EXERCISE REQUIREMENTS = Reproduce every one of the entries below verbatim, line for line.

[Boxed element entries]

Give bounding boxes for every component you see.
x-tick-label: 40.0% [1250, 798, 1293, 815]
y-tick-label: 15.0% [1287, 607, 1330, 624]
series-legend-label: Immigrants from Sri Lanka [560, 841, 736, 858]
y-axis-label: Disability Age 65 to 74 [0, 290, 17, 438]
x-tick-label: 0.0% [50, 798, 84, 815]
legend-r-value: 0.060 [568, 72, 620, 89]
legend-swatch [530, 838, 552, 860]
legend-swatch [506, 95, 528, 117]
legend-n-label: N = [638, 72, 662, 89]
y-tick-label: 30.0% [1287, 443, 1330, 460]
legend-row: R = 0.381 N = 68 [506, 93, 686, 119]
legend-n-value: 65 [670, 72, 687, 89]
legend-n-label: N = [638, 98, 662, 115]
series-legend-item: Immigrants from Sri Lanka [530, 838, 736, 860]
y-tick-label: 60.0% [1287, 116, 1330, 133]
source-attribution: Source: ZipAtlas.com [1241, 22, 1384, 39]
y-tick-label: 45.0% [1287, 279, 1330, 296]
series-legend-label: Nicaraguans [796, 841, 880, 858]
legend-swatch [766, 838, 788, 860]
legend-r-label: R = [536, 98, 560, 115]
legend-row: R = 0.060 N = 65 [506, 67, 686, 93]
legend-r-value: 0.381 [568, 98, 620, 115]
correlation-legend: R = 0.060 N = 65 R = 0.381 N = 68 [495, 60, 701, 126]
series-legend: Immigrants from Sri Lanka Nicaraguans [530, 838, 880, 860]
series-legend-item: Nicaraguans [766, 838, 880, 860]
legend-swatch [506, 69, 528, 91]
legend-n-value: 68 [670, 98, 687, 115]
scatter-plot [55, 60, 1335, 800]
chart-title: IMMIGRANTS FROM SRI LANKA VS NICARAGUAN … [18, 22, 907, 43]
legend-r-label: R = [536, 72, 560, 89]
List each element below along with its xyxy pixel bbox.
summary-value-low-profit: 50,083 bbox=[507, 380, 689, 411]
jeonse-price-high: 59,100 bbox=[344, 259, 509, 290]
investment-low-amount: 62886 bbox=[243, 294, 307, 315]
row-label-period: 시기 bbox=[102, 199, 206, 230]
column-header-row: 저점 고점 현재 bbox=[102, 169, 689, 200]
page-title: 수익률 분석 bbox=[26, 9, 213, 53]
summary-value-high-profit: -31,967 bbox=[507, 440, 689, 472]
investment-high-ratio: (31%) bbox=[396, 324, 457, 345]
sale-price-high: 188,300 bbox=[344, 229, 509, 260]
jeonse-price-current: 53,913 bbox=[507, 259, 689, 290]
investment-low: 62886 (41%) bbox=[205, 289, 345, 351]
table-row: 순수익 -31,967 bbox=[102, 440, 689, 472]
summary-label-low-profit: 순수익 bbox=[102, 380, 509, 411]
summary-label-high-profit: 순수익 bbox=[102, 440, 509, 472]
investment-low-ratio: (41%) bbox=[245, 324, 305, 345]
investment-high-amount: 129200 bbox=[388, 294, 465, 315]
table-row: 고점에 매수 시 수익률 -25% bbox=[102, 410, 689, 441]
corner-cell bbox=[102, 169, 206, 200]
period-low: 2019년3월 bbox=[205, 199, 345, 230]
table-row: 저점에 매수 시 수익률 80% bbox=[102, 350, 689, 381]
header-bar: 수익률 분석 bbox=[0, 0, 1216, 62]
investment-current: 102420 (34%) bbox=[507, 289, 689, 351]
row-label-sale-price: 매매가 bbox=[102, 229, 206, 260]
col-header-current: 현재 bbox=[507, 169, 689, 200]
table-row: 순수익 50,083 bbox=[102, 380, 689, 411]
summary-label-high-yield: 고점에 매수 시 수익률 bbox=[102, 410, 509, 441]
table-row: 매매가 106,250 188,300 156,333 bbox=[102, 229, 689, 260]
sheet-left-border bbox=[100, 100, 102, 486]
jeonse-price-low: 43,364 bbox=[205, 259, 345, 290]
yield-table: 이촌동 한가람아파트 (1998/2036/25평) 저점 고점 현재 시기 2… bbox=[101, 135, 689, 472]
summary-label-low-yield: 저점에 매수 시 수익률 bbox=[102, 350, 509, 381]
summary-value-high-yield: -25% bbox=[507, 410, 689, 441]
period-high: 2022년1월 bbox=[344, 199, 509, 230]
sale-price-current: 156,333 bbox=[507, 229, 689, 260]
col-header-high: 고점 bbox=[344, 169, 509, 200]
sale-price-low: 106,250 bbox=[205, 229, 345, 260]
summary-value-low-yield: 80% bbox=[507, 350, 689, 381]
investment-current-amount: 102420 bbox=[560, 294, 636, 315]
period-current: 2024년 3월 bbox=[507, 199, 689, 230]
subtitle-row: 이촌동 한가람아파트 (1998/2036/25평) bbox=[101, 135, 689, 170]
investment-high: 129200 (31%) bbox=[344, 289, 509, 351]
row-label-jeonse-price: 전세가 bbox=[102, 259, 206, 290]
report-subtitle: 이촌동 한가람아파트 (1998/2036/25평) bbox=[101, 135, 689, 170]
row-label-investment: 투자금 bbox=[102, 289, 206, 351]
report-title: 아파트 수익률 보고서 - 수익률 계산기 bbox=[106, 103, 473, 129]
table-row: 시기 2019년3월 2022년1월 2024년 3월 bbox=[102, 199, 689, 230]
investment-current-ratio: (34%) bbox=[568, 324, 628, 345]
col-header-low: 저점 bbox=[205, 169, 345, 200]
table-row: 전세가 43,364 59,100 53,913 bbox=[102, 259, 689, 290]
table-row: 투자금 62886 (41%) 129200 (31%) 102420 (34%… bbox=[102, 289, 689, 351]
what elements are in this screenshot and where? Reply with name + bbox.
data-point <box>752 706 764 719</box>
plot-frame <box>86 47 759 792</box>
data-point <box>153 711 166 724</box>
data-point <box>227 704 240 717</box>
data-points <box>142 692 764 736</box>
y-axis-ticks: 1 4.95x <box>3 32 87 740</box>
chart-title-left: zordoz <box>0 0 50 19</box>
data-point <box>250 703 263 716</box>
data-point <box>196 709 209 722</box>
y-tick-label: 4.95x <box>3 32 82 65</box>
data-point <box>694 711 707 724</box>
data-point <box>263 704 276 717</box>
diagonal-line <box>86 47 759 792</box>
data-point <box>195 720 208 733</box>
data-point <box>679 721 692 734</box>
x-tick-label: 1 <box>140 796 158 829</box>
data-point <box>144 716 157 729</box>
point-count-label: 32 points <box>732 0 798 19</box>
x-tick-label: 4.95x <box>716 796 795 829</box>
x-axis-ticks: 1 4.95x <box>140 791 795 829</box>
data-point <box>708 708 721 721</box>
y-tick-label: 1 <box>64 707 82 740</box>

COMPLETED TASK =
Give bounding boxes for every component you see.
x-tick-label: 40.0% [1250, 798, 1293, 815]
y-tick-label: 15.0% [1287, 607, 1330, 624]
series-legend-label: Immigrants from Sri Lanka [560, 841, 736, 858]
y-axis-label: Disability Age 65 to 74 [0, 290, 17, 438]
x-tick-label: 0.0% [50, 798, 84, 815]
legend-r-value: 0.060 [568, 72, 620, 89]
legend-swatch [530, 838, 552, 860]
legend-swatch [506, 95, 528, 117]
legend-n-label: N = [638, 72, 662, 89]
y-tick-label: 30.0% [1287, 443, 1330, 460]
legend-row: R = 0.381 N = 68 [506, 93, 686, 119]
legend-n-value: 65 [670, 72, 687, 89]
legend-n-label: N = [638, 98, 662, 115]
series-legend-item: Immigrants from Sri Lanka [530, 838, 736, 860]
y-tick-label: 60.0% [1287, 116, 1330, 133]
source-attribution: Source: ZipAtlas.com [1241, 22, 1384, 39]
y-tick-label: 45.0% [1287, 279, 1330, 296]
series-legend-label: Nicaraguans [796, 841, 880, 858]
legend-swatch [766, 838, 788, 860]
legend-r-label: R = [536, 98, 560, 115]
legend-row: R = 0.060 N = 65 [506, 67, 686, 93]
legend-r-value: 0.381 [568, 98, 620, 115]
correlation-legend: R = 0.060 N = 65 R = 0.381 N = 68 [495, 60, 701, 126]
series-legend: Immigrants from Sri Lanka Nicaraguans [530, 838, 880, 860]
series-legend-item: Nicaraguans [766, 838, 880, 860]
legend-swatch [506, 69, 528, 91]
legend-n-value: 68 [670, 98, 687, 115]
scatter-plot [55, 60, 1335, 800]
chart-title: IMMIGRANTS FROM SRI LANKA VS NICARAGUAN … [18, 22, 907, 43]
legend-r-label: R = [536, 72, 560, 89]
List each element below along with its xyxy pixel bbox.
summary-value-low-profit: 50,083 bbox=[507, 380, 689, 411]
jeonse-price-high: 59,100 bbox=[344, 259, 509, 290]
investment-low-amount: 62886 bbox=[243, 294, 307, 315]
row-label-period: 시기 bbox=[102, 199, 206, 230]
column-header-row: 저점 고점 현재 bbox=[102, 169, 689, 200]
page-title: 수익률 분석 bbox=[26, 9, 213, 53]
summary-value-high-profit: -31,967 bbox=[507, 440, 689, 472]
investment-high-ratio: (31%) bbox=[396, 324, 457, 345]
sale-price-high: 188,300 bbox=[344, 229, 509, 260]
jeonse-price-current: 53,913 bbox=[507, 259, 689, 290]
investment-low: 62886 (41%) bbox=[205, 289, 345, 351]
table-row: 순수익 -31,967 bbox=[102, 440, 689, 472]
summary-label-low-profit: 순수익 bbox=[102, 380, 509, 411]
summary-label-high-profit: 순수익 bbox=[102, 440, 509, 472]
investment-low-ratio: (41%) bbox=[245, 324, 305, 345]
investment-high-amount: 129200 bbox=[388, 294, 465, 315]
table-row: 고점에 매수 시 수익률 -25% bbox=[102, 410, 689, 441]
corner-cell bbox=[102, 169, 206, 200]
period-low: 2019년3월 bbox=[205, 199, 345, 230]
table-row: 저점에 매수 시 수익률 80% bbox=[102, 350, 689, 381]
header-bar: 수익률 분석 bbox=[0, 0, 1216, 62]
investment-current: 102420 (34%) bbox=[507, 289, 689, 351]
row-label-sale-price: 매매가 bbox=[102, 229, 206, 260]
col-header-current: 현재 bbox=[507, 169, 689, 200]
table-row: 순수익 50,083 bbox=[102, 380, 689, 411]
summary-label-high-yield: 고점에 매수 시 수익률 bbox=[102, 410, 509, 441]
table-row: 매매가 106,250 188,300 156,333 bbox=[102, 229, 689, 260]
sheet-left-border bbox=[100, 100, 102, 486]
jeonse-price-low: 43,364 bbox=[205, 259, 345, 290]
yield-table: 이촌동 한가람아파트 (1998/2036/25평) 저점 고점 현재 시기 2… bbox=[101, 135, 689, 472]
summary-label-low-yield: 저점에 매수 시 수익률 bbox=[102, 350, 509, 381]
summary-value-high-yield: -25% bbox=[507, 410, 689, 441]
period-high: 2022년1월 bbox=[344, 199, 509, 230]
sale-price-current: 156,333 bbox=[507, 229, 689, 260]
col-header-high: 고점 bbox=[344, 169, 509, 200]
sale-price-low: 106,250 bbox=[205, 229, 345, 260]
summary-value-low-yield: 80% bbox=[507, 350, 689, 381]
investment-current-amount: 102420 bbox=[560, 294, 636, 315]
period-current: 2024년 3월 bbox=[507, 199, 689, 230]
subtitle-row: 이촌동 한가람아파트 (1998/2036/25평) bbox=[101, 135, 689, 170]
investment-high: 129200 (31%) bbox=[344, 289, 509, 351]
row-label-jeonse-price: 전세가 bbox=[102, 259, 206, 290]
report-subtitle: 이촌동 한가람아파트 (1998/2036/25평) bbox=[101, 135, 689, 170]
row-label-investment: 투자금 bbox=[102, 289, 206, 351]
report-title: 아파트 수익률 보고서 - 수익률 계산기 bbox=[106, 103, 473, 129]
table-row: 시기 2019년3월 2022년1월 2024년 3월 bbox=[102, 199, 689, 230]
investment-current-ratio: (34%) bbox=[568, 324, 628, 345]
col-header-low: 저점 bbox=[205, 169, 345, 200]
table-row: 전세가 43,364 59,100 53,913 bbox=[102, 259, 689, 290]
table-row: 투자금 62886 (41%) 129200 (31%) 102420 (34%… bbox=[102, 289, 689, 351]
what elements are in this screenshot and where? Reply with name + bbox.
data-point <box>752 706 764 719</box>
plot-frame <box>86 47 759 792</box>
data-point <box>153 711 166 724</box>
data-point <box>227 704 240 717</box>
data-points <box>142 692 764 736</box>
y-axis-ticks: 1 4.95x <box>3 32 87 740</box>
chart-title-left: zordoz <box>0 0 50 19</box>
data-point <box>250 703 263 716</box>
data-point <box>196 709 209 722</box>
y-tick-label: 4.95x <box>3 32 82 65</box>
data-point <box>694 711 707 724</box>
data-point <box>263 704 276 717</box>
diagonal-line <box>86 47 759 792</box>
data-point <box>195 720 208 733</box>
data-point <box>679 721 692 734</box>
x-tick-label: 1 <box>140 796 158 829</box>
data-point <box>144 716 157 729</box>
point-count-label: 32 points <box>732 0 798 19</box>
x-tick-label: 4.95x <box>716 796 795 829</box>
x-axis-ticks: 1 4.95x <box>140 791 795 829</box>
data-point <box>708 708 721 721</box>
y-tick-label: 1 <box>64 707 82 740</box>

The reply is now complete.